# WRITTEN TASK
Find the lines in these entries that include the word "JSON" and state how many there are, with no other words.

# INFORMATION GIVEN

────

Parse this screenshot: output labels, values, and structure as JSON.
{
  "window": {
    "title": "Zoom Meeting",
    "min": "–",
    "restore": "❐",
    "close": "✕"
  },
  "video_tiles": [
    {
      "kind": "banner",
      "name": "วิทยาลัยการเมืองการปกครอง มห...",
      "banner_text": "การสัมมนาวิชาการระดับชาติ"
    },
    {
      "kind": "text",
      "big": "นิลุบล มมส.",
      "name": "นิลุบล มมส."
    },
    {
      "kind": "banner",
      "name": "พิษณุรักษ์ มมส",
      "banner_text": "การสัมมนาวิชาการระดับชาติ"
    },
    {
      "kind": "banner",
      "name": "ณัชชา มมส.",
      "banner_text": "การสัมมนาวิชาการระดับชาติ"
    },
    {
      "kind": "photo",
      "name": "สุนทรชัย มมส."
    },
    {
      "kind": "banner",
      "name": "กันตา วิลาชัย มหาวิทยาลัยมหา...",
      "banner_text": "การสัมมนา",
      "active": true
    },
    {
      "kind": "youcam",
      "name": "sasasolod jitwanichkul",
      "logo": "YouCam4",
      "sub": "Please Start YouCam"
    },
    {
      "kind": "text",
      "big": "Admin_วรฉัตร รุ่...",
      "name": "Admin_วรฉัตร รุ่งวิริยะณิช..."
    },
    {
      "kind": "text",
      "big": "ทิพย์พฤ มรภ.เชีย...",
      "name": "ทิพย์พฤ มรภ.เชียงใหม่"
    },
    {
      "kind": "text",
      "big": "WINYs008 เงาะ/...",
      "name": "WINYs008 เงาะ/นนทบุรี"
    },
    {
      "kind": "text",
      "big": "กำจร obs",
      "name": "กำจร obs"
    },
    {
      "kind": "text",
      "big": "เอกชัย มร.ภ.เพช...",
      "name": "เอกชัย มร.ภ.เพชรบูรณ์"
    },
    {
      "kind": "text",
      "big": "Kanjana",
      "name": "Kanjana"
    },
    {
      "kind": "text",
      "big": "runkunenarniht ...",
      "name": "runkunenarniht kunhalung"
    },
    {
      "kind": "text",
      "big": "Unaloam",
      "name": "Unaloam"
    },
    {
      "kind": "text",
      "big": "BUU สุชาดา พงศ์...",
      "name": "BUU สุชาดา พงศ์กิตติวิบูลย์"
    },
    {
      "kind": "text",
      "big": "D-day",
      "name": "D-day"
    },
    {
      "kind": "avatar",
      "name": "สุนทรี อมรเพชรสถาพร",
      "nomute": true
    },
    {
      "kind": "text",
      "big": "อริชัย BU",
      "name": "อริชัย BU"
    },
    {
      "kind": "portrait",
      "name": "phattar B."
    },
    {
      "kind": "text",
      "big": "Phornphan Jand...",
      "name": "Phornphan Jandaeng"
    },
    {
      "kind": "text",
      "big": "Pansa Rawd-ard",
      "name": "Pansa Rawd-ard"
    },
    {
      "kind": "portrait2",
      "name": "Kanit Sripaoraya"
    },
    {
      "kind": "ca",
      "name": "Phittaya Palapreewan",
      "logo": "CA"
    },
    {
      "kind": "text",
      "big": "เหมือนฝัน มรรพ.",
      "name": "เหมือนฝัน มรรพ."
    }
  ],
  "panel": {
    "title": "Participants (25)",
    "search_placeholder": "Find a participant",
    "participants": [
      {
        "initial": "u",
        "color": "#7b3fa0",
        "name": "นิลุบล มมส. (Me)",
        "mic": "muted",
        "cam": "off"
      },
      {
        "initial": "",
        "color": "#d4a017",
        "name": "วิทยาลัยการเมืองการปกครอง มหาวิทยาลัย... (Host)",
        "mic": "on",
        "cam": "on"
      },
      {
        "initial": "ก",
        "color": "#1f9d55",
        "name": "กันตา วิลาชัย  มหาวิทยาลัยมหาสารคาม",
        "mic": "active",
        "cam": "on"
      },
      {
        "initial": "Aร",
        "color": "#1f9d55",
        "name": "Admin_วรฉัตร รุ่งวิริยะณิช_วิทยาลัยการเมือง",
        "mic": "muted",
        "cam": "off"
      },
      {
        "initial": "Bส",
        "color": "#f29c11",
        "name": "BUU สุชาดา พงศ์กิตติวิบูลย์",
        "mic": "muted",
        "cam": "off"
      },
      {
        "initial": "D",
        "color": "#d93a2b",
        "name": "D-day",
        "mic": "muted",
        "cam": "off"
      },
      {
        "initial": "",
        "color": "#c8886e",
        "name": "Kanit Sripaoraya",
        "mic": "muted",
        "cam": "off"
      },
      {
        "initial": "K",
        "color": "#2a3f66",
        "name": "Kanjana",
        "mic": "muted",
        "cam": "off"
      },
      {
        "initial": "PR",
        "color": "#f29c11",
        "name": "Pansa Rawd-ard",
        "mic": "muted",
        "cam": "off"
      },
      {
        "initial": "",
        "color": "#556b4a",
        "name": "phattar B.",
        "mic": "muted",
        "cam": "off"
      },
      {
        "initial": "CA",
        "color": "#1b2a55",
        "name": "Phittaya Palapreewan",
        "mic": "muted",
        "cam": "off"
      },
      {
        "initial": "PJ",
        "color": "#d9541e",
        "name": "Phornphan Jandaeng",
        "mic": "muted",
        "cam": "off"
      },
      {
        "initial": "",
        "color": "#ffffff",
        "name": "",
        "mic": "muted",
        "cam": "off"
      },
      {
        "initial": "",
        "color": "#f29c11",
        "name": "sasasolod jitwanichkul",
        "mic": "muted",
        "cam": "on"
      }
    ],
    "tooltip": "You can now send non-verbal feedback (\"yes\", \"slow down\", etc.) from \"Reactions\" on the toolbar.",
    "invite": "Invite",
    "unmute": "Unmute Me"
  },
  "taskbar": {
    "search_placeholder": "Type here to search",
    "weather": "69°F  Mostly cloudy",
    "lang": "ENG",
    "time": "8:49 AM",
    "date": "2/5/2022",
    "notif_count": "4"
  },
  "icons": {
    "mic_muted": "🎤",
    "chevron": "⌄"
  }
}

────

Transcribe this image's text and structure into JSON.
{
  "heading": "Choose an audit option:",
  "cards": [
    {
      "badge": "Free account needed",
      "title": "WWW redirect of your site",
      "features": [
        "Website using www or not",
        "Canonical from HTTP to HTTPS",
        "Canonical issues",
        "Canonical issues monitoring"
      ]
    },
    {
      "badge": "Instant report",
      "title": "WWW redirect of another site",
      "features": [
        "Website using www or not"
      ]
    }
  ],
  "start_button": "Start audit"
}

────

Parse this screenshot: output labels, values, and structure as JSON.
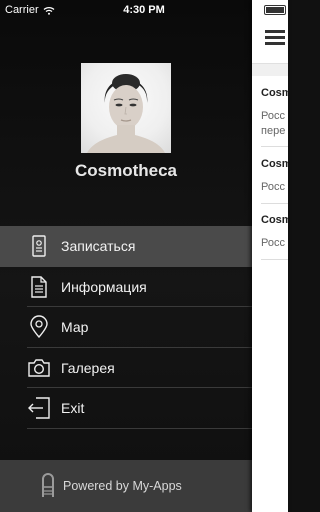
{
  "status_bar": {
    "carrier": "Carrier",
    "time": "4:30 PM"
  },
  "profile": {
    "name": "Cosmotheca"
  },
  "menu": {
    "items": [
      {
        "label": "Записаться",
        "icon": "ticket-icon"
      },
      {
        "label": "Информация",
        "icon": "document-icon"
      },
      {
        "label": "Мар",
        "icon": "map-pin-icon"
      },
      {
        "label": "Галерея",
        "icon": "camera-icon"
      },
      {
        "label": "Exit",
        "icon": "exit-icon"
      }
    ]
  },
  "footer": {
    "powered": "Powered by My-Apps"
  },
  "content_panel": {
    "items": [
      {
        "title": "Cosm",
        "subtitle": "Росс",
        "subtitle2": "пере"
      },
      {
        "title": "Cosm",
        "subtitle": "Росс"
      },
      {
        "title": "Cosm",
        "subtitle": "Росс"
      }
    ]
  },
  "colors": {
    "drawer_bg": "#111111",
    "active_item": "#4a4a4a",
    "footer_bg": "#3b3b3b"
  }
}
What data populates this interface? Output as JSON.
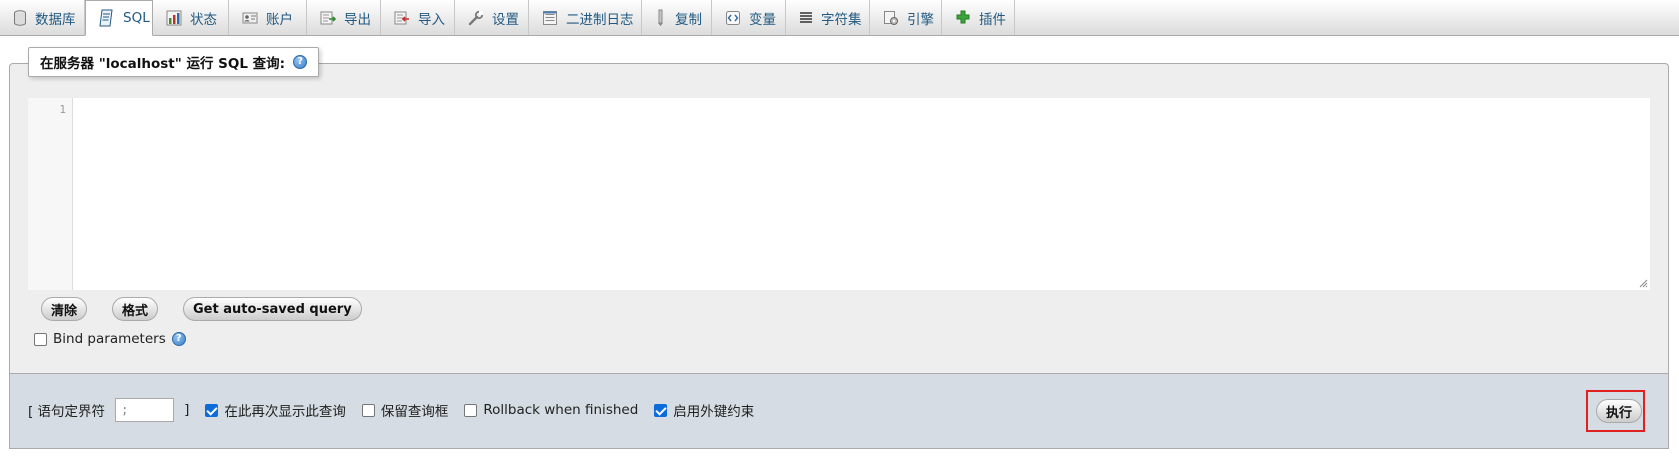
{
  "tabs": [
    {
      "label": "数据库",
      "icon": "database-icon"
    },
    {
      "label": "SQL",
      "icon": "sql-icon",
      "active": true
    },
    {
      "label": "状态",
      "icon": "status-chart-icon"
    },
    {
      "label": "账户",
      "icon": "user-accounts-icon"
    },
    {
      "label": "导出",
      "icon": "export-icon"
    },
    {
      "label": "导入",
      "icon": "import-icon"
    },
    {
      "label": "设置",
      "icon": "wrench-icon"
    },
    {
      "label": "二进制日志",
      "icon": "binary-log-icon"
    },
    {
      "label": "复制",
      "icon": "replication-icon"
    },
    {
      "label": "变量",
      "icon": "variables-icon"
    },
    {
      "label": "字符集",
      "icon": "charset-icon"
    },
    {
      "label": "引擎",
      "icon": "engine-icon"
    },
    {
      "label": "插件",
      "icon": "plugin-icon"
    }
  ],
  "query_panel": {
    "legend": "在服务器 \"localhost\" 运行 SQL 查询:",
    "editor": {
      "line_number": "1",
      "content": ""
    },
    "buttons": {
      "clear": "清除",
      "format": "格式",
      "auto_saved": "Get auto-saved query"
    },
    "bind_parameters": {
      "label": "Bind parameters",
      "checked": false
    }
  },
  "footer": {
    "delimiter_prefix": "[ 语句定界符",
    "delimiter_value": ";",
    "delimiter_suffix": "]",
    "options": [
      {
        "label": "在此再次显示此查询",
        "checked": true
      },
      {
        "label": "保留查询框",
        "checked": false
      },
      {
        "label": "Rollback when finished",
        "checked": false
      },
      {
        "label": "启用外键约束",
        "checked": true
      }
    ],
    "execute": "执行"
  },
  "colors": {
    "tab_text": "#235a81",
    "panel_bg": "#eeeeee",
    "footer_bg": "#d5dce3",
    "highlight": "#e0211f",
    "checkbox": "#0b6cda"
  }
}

────

# CORRECT OUTPUT
4